▶ REQUIRED WORK:
Go through the listing and return every line with "ezzel" in it.

▶ INPUT RECORDS:
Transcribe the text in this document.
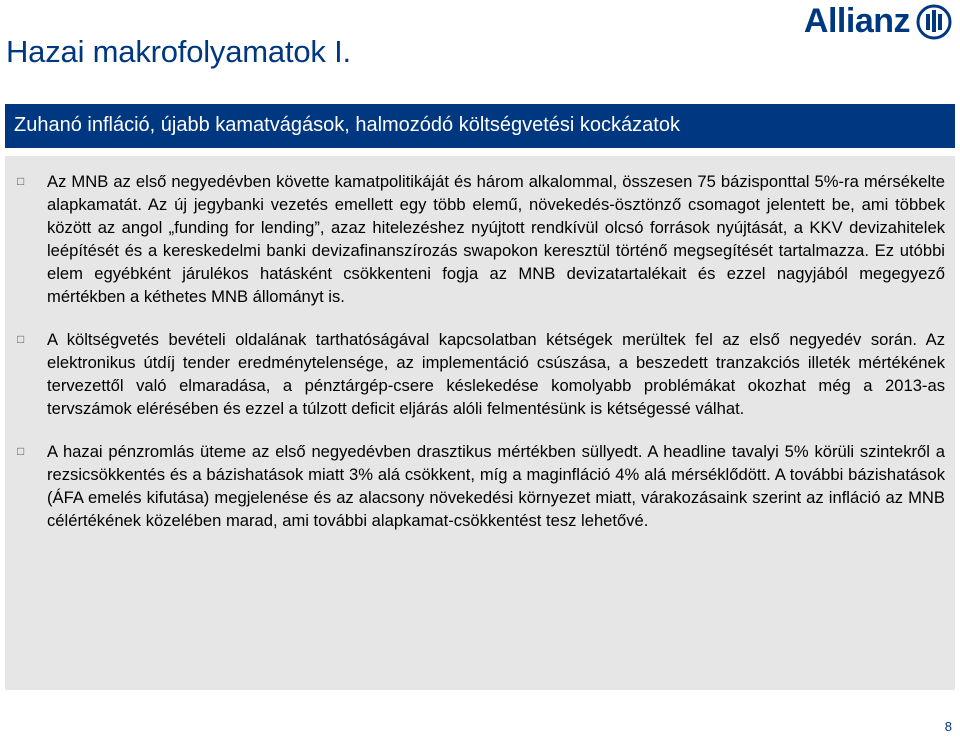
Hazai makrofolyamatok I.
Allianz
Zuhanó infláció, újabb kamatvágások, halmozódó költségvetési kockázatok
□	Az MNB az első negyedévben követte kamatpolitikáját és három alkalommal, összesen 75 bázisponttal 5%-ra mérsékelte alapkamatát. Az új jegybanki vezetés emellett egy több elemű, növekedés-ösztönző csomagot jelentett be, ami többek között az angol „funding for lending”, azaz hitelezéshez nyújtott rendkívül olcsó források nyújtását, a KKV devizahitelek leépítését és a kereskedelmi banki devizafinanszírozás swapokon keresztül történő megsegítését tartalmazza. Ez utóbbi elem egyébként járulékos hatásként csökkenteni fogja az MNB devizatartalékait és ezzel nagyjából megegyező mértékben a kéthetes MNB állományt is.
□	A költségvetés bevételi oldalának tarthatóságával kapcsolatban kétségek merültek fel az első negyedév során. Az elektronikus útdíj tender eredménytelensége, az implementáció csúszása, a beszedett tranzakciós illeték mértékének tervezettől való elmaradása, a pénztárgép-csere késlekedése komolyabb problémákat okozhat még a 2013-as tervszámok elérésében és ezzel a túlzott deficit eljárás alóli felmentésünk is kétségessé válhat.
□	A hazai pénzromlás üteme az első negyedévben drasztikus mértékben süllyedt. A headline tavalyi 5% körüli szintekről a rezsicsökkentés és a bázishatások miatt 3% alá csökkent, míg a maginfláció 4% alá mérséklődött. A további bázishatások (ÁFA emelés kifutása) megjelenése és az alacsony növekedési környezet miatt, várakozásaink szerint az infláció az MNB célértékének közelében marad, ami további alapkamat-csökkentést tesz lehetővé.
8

▶ RESULT FOR THIS TASK:
□	Az MNB az első negyedévben követte kamatpolitikáját és három alkalommal, összesen 75 bázisponttal 5%-ra mérsékelte alapkamatát. Az új jegybanki vezetés emellett egy több elemű, növekedés-ösztönző csomagot jelentett be, ami többek között az angol „funding for lending”, azaz hitelezéshez nyújtott rendkívül olcsó források nyújtását, a KKV devizahitelek leépítését és a kereskedelmi banki devizafinanszírozás swapokon keresztül történő megsegítését tartalmazza. Ez utóbbi elem egyébként járulékos hatásként csökkenteni fogja az MNB devizatartalékait és ezzel nagyjából megegyező mértékben a kéthetes MNB állományt is.
□	A költségvetés bevételi oldalának tarthatóságával kapcsolatban kétségek merültek fel az első negyedév során. Az elektronikus útdíj tender eredménytelensége, az implementáció csúszása, a beszedett tranzakciós illeték mértékének tervezettől való elmaradása, a pénztárgép-csere késlekedése komolyabb problémákat okozhat még a 2013-as tervszámok elérésében és ezzel a túlzott deficit eljárás alóli felmentésünk is kétségessé válhat.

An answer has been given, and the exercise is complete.